* Trecho citado:

Lá se vão dez anos desde 2007, meus amigos. Naquela época, o Twitter ainda estava engatinhando, as pessoas ainda usavam Orkut e bandas faziam sucesso através do MySpace. Nós ainda tínhamos MTV Brasil e os celulares ainda serviam só para torpedos e fotos em VGA. Os downloads de música na internet já estavam estabelecidos e a gente usava programas como o eMule, o LimeWire e o nostálgico Kazaa. Ser indie ainda era muito cool e os blogs de música eram uma ótima fonte de informação alternativa.
O fato é que 2007 não é nenhum divisor de águas para a música, especialmente a música pop, tanto que o grande evento do ano foi o colapso de Britney Spears. De qualquer modo, é curioso olhar novamente para o ano e ver que lá estavam delimitados os últimos suspiros do pop punk que havia sido a estética da rebeldia juvenil do início dos anos 2000 e o claro prelúdio do que seria o rock dos coloridos, o happy rock, que tomaria conta das adolescentes nos anos seguintes. Além disso, em retrocesso, é interessante observar como 2007 é um ano maravilhoso para o que se costuma chamar de “indie pop”, esse termo um tanto obtuso que tenta classificar artistas alternativos que se apropriam dos conceitos pop, para assim os remodelar e criar composições distintas dentro desse universo de refrões pegajosos & três minutos de início-meio-e-fim.

* Entradas do conjunto:
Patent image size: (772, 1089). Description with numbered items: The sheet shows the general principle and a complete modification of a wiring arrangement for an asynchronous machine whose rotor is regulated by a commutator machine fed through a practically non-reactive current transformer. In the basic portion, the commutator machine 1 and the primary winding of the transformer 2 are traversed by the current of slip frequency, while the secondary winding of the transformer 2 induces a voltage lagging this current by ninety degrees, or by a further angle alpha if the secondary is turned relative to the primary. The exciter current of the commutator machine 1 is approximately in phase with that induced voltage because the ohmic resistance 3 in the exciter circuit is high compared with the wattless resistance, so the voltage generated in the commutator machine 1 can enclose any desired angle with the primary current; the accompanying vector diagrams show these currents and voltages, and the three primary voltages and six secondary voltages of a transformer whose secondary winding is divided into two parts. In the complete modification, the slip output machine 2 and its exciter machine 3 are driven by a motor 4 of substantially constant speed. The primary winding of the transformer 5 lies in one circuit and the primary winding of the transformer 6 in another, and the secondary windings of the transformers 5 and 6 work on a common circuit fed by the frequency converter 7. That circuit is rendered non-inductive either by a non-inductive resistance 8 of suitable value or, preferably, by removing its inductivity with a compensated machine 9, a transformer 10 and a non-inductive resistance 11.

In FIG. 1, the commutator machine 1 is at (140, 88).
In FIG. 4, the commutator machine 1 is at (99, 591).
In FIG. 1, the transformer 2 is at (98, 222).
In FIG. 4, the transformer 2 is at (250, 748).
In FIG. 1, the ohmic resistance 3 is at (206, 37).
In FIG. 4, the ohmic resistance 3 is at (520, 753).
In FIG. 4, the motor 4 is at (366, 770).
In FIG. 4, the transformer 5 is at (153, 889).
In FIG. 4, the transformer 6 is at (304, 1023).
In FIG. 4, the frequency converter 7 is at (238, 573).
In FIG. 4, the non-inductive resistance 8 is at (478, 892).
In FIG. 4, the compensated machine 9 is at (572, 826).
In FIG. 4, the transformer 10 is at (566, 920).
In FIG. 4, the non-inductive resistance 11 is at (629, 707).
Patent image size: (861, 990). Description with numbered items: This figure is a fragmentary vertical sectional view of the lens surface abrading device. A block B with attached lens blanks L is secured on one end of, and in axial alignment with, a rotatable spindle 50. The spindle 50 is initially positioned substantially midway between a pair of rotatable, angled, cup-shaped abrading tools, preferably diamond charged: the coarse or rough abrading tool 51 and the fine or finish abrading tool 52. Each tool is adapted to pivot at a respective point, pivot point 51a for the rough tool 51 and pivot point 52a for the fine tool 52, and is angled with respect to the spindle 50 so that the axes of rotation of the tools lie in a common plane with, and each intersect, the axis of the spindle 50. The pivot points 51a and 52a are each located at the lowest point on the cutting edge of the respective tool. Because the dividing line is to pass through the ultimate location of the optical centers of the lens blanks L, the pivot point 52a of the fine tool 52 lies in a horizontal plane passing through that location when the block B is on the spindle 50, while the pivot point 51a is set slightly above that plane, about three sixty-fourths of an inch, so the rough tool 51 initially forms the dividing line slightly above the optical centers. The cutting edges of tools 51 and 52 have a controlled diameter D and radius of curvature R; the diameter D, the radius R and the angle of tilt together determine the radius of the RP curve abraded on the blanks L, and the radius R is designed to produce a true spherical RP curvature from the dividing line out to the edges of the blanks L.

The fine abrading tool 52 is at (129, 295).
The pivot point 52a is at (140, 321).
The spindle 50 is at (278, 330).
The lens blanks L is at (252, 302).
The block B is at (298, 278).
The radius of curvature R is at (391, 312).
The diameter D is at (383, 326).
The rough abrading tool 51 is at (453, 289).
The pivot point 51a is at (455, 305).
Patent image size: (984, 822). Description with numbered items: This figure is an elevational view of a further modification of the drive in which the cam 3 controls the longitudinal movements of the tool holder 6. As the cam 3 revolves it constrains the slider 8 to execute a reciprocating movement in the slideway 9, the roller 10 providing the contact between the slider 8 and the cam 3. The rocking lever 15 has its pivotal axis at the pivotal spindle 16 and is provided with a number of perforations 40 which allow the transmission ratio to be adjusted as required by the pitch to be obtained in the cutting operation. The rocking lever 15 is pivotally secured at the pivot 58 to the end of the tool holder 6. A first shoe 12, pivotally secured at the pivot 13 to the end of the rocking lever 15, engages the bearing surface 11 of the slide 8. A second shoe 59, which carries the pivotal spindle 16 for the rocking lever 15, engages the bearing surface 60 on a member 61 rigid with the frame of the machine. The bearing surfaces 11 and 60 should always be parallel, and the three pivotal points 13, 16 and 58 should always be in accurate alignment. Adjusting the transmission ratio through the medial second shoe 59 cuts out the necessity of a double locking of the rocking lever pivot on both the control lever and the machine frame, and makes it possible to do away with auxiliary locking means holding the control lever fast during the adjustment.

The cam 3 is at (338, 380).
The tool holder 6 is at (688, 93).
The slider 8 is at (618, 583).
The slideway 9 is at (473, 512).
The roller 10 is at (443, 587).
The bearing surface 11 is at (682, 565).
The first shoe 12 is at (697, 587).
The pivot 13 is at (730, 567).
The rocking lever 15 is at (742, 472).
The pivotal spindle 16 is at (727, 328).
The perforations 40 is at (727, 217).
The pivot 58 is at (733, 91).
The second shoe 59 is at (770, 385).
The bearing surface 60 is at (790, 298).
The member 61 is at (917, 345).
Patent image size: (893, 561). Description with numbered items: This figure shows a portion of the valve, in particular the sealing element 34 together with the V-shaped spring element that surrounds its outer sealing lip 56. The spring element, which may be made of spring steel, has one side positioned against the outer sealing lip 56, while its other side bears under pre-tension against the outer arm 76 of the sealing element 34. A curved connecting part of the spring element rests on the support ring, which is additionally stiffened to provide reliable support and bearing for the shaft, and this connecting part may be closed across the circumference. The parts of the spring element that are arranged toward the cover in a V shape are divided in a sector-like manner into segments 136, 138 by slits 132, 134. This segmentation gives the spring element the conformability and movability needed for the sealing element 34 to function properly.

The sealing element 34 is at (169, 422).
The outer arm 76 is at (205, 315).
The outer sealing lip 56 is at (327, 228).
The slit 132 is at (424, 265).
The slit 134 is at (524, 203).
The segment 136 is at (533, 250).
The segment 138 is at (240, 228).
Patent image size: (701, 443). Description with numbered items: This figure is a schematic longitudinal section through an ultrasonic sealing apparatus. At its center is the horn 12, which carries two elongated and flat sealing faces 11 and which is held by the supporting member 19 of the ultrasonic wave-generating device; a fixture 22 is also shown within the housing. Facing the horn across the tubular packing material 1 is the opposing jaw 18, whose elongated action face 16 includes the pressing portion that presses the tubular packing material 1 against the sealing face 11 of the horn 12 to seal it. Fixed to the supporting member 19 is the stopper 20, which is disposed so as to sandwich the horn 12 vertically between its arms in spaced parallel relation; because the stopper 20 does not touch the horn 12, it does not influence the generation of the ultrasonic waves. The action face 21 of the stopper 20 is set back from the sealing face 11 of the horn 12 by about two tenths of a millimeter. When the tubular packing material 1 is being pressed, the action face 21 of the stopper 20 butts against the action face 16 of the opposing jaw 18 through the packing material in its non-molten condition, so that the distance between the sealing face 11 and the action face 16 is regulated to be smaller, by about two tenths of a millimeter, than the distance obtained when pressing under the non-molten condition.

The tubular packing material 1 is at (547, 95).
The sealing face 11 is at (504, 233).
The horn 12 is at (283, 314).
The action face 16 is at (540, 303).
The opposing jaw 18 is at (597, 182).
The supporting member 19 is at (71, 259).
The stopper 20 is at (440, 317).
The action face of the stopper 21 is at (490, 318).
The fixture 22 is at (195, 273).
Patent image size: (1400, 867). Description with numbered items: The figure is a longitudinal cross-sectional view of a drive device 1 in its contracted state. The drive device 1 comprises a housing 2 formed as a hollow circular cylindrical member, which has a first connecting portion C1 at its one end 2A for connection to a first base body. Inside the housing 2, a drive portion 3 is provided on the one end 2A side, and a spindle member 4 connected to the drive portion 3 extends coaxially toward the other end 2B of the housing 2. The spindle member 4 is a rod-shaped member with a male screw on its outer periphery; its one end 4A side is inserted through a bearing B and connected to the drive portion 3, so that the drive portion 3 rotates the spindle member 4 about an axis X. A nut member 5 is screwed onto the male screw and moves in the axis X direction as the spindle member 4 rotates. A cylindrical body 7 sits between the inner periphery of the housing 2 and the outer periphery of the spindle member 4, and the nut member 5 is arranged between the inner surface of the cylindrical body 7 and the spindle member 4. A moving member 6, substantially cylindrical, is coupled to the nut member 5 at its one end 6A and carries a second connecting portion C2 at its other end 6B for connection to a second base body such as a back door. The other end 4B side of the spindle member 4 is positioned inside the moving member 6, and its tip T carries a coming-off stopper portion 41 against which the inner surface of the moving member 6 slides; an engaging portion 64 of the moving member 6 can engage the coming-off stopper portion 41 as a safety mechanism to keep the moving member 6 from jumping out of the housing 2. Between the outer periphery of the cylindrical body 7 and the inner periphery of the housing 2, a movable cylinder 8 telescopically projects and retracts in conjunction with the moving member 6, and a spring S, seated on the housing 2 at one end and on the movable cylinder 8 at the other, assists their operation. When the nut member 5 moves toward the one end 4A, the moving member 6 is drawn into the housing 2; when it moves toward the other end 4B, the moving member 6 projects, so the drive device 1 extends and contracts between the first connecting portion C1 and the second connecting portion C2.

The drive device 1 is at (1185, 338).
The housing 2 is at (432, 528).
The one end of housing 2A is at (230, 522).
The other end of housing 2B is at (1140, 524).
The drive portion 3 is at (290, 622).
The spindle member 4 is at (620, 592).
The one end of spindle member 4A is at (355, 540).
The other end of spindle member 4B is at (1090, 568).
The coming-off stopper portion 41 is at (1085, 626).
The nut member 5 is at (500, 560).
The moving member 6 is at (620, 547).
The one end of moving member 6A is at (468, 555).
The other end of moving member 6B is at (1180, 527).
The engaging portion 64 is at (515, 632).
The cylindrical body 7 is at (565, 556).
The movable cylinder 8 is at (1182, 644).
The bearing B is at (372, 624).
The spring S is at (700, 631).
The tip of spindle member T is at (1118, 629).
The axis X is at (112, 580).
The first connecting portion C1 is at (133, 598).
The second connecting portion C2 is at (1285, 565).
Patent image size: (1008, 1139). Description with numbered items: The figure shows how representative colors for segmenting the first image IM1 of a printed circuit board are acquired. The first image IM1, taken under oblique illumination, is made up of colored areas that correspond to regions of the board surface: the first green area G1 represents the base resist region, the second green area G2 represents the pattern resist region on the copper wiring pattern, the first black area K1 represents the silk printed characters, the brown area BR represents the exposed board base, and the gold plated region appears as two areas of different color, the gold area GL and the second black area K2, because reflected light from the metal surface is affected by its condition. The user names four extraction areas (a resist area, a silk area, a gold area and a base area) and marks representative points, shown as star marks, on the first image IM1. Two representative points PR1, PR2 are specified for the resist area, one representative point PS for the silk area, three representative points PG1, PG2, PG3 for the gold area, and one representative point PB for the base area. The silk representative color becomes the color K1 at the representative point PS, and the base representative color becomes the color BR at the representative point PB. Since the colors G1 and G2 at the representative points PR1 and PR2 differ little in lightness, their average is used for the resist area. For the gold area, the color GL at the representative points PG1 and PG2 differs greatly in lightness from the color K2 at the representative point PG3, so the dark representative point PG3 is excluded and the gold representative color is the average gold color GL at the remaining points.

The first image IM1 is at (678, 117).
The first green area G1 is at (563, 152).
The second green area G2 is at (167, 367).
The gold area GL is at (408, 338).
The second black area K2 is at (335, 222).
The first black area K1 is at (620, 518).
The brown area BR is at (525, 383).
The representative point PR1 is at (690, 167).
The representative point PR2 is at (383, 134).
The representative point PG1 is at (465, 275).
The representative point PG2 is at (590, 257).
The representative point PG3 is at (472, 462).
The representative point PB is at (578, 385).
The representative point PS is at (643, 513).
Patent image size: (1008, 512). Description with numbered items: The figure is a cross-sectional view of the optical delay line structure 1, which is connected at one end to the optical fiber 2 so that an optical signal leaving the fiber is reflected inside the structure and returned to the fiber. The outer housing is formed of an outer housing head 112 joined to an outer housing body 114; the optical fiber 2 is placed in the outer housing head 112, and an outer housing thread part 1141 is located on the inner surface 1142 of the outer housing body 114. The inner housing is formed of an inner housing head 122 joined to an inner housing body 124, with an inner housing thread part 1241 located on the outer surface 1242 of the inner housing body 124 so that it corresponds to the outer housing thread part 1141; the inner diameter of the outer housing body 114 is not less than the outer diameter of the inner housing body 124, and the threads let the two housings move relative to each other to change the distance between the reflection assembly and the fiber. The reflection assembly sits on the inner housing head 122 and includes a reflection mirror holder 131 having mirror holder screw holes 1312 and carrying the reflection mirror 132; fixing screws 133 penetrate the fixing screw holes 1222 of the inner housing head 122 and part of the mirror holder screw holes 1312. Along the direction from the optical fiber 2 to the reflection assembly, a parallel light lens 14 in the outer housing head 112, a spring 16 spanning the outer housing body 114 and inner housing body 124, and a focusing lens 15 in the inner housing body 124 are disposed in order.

* Tarefa escrita 1:
Liste os programas de download de música mencionados no trecho sobre a música em 2007.
* Tarefa escrita 2:
Atualize o trecho sobre a música em 2007, da passagem que vai de "O fato é que" até "minutos de início-meio-e-fim.", escrevendo "emo" no lugar de "pop punk".
Os registros são um material à parte.

* Resultado 1:
eMule, LimeWire, Kazaa

* Resultado 2:
O fato é que 2007 não é nenhum divisor de águas para a música, especialmente a música pop, tanto que o grande evento do ano foi o colapso de Britney Spears. De qualquer modo, é curioso olhar novamente para o ano e ver que lá estavam delimitados os últimos suspiros do emo que havia sido a estética da rebeldia juvenil do início dos anos 2000 e o claro prelúdio do que seria o rock dos coloridos, o happy rock, que tomaria conta das adolescentes nos anos seguintes. Além disso, em retrocesso, é interessante observar como 2007 é um ano maravilhoso para o que se costuma chamar de “indie pop”, esse termo um tanto obtuso que tenta classificar artistas alternativos que se apropriam dos conceitos pop, para assim os remodelar e criar composições distintas dentro desse universo de refrões pegajosos & três minutos de início-meio-e-fim.